DOCUMENT:
-- START --

News & Politics

A Brief History of US Presidents and Gifts of Entertainment

Trump got Kim Jong-un an Elton John CD, the latest weird chapter in executive branch mix tapes.

Congratulations, you’ve lived long enough to read the headline “Kim Jong-un Receives Elton John CD from Secretary of State Mike Pompeo.” According to Korean news source Chosun, the man dubbed by President Donald Trump as “Lil’ Rocket Man” was introduced to the real thing via a gift from the Trump Administration Thursday. Trump reportedly caught wind that Kim was unfamiliar with the song that inspired his infamous nickname and decided to send him over the track with a personalized note. While it’s probably new for the US and North Korea to share mix tapes, the exchange of media between world leaders is anything but. In fact, the White House has a long history with portable media, from CDs to DVDs to kind of sad iPods.

Here’s some of that history in brief:

2001: Bill Clinton packs up his varied CD collection from the White House himself. According to a mover interviewed by Washington Business Journal, Clinton’s collection was eclectic and included music by Tupac Shakur.

2005: The New York Times gets a peek at George W. Bush‘s iPod and what Rolling Stone journalist Joe Levy called his “suggestive but not outright filthy” playlist. Some of the tunes on rotation, installed for the President by campaign strategist Mark McKinnon, included the Knack’s “My Sharona” and John Fogerty‘s “Centerfield.” Levy noted that Bush had “a little bit of a taste for hard core and honky-tonk.”

2007: President Bush receives a $15 “Jazz for Quiet Moments” from the Sultan of Brunei. Later that year, the Governor-General of Australia gifted three of his own: Born to Survive: The Best of Troy Cassar-Daley, by Troy Cassar-Daley; ‘The Very Best of Slim Dusty, by Slim Dusty; and, appropriately, Spirit of the Bush, by Lee Kernaghan. Government documents state the President accepted the gifts because “non-acceptance” would embarrass both the gift giver and the US All gifts were stored in State’s foreign archives.

-- END --

DATA FOR THIS EXERCISE:
-- START --

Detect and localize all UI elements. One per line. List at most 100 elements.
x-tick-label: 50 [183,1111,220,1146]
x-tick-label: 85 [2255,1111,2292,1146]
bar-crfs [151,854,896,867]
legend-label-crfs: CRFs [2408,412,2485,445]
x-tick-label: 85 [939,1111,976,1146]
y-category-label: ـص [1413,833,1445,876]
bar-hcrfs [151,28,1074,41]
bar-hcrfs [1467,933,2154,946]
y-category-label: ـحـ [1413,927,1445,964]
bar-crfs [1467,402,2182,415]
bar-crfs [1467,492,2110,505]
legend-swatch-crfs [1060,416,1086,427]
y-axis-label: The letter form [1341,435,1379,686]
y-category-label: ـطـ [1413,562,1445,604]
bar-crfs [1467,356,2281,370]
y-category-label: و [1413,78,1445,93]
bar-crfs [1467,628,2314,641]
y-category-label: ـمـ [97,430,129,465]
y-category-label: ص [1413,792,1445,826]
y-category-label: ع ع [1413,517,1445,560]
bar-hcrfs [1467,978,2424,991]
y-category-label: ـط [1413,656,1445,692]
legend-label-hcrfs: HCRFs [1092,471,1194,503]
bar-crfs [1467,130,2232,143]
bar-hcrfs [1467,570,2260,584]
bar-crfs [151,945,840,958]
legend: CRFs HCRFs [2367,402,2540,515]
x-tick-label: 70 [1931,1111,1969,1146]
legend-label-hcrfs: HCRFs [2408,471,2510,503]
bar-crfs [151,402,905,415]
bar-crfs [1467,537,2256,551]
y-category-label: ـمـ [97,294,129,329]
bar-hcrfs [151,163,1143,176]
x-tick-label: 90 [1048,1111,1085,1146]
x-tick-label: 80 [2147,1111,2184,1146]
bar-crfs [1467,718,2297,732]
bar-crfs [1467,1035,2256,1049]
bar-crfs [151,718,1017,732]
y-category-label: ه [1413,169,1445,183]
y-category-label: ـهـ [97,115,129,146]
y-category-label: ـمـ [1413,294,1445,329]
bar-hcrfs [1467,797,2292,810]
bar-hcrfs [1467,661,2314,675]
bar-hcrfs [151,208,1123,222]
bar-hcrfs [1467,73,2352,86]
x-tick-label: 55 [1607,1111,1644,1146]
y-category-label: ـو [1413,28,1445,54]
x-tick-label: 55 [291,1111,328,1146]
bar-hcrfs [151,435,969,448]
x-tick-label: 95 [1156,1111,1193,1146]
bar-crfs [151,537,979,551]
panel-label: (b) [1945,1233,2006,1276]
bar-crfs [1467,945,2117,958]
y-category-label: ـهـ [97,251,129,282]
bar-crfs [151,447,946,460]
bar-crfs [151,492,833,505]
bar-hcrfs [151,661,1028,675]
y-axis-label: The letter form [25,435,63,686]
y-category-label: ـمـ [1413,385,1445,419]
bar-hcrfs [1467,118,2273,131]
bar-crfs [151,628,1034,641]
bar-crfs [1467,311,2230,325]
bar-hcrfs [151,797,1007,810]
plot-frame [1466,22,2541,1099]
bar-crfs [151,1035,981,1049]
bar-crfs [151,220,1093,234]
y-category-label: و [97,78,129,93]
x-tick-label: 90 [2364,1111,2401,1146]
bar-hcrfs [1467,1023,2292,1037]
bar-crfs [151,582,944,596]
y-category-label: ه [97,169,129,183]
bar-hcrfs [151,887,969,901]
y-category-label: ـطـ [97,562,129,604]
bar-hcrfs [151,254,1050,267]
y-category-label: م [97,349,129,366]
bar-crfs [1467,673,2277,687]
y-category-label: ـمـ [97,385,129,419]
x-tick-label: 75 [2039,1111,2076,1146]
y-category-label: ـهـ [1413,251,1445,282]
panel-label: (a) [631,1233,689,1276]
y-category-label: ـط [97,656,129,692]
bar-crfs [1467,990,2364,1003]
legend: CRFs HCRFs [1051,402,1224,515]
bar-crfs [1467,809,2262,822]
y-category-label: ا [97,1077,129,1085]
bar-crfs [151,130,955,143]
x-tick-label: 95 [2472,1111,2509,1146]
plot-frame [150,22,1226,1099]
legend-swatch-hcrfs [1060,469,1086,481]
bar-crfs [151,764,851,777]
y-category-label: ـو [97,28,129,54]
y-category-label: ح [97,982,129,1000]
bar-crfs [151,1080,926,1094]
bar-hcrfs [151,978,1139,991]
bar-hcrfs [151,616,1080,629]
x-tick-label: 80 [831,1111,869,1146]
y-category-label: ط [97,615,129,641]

-- END --

TASK SET:
1 - Copy the records word for word, from their first line up to and including the line with "bar-crfs [1467,718,2297,732]".
2 - Pick up the article on US presidents and gifts of entertainment after its last sentence and keep it going.
These records are unrelated to the article.

SOLVED TASKS:
1 -
Detect and localize all UI elements. One per line. List at most 100 elements.
x-tick-label: 50 [183,1111,220,1146]
x-tick-label: 85 [2255,1111,2292,1146]
bar-crfs [151,854,896,867]
legend-label-crfs: CRFs [2408,412,2485,445]
x-tick-label: 85 [939,1111,976,1146]
y-category-label: ـص [1413,833,1445,876]
bar-hcrfs [151,28,1074,41]
bar-hcrfs [1467,933,2154,946]
y-category-label: ـحـ [1413,927,1445,964]
bar-crfs [1467,402,2182,415]
bar-crfs [1467,492,2110,505]
legend-swatch-crfs [1060,416,1086,427]
y-axis-label: The letter form [1341,435,1379,686]
y-category-label: ـطـ [1413,562,1445,604]
bar-crfs [1467,356,2281,370]
y-category-label: و [1413,78,1445,93]
bar-crfs [1467,628,2314,641]
y-category-label: ـمـ [97,430,129,465]
y-category-label: ص [1413,792,1445,826]
y-category-label: ع ع [1413,517,1445,560]
bar-hcrfs [1467,978,2424,991]
y-category-label: ـط [1413,656,1445,692]
legend-label-hcrfs: HCRFs [1092,471,1194,503]
bar-crfs [1467,130,2232,143]
bar-hcrfs [1467,570,2260,584]
bar-crfs [151,945,840,958]
legend: CRFs HCRFs [2367,402,2540,515]
x-tick-label: 70 [1931,1111,1969,1146]
legend-label-hcrfs: HCRFs [2408,471,2510,503]
bar-crfs [151,402,905,415]
bar-crfs [1467,537,2256,551]
y-category-label: ـمـ [97,294,129,329]
bar-hcrfs [151,163,1143,176]
x-tick-label: 90 [1048,1111,1085,1146]
x-tick-label: 80 [2147,1111,2184,1146]
bar-crfs [1467,718,2297,732]

2 -
2009: Before we entered the #FakeNews #Collusion news cycle, Russia gifted Barack Obama a CD holder and a few CDs. For the second time, actually. (Do we think Putin is re-gifting?) Poland, France, Trinidad and Tobago, Ireland, and Brazil all followed suit in years to come. Now that’s what I call music.

2009: Obama may have done a bit of re-gifting himself. In exchange for an ornamental pen holder with wood from anti-slave ship HMS Gannet, Obama gave then British Prime Minister Gordon Brown a hefty box of 25 DVDs. Not even Blu-rays. The Daily Mail reported that some highlights of the collection included Casablanca and ET.

It’s the thought that counts, right?

 

 

Staff Writer

Brittany Shepherd covers the societal and cultural scene in political Washington. Before joining Washingtonian as a staff writer in 2018, Brittany was a White House Correspondent for Independent Journal Review. While she has lived in DC for a number of years now, she still yearns for the fresh Long Island bagels of home. Find her on Twitter, often prattling on about Frasier.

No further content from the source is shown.